▶ [Collected data entries]:
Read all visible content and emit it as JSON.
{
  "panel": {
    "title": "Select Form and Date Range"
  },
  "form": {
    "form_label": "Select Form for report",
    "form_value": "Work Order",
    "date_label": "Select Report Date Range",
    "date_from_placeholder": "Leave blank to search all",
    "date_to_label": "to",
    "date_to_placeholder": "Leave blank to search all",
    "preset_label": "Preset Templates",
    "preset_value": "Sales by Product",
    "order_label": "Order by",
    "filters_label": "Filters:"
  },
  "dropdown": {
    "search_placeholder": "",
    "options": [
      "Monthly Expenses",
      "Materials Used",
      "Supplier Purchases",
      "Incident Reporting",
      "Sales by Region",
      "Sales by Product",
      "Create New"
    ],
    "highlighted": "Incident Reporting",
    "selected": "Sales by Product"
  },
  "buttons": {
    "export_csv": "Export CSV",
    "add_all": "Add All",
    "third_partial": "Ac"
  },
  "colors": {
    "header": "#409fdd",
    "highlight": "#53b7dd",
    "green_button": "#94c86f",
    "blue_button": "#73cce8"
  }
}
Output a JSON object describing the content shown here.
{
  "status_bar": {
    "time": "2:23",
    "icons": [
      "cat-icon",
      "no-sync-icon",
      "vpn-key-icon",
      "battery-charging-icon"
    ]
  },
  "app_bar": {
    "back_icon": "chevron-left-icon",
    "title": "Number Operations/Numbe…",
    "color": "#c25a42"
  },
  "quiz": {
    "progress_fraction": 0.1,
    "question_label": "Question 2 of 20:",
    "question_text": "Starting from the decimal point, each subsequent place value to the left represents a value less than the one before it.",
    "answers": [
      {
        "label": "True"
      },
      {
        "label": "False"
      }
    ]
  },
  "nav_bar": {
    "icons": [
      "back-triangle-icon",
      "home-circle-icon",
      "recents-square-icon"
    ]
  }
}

▶ [REQUIRED TASK]: Repeat, without changes, every line from the one that contains "Output a JSON" through the final line of the data.

▶ [RESULT OF THE EXERCISE]:
Output a JSON object describing the content shown here.
{
  "status_bar": {
    "time": "2:23",
    "icons": [
      "cat-icon",
      "no-sync-icon",
      "vpn-key-icon",
      "battery-charging-icon"
    ]
  },
  "app_bar": {
    "back_icon": "chevron-left-icon",
    "title": "Number Operations/Numbe…",
    "color": "#c25a42"
  },
  "quiz": {
    "progress_fraction": 0.1,
    "question_label": "Question 2 of 20:",
    "question_text": "Starting from the decimal point, each subsequent place value to the left represents a value less than the one before it.",
    "answers": [
      {
        "label": "True"
      },
      {
        "label": "False"
      }
    ]
  },
  "nav_bar": {
    "icons": [
      "back-triangle-icon",
      "home-circle-icon",
      "recents-square-icon"
    ]
  }
}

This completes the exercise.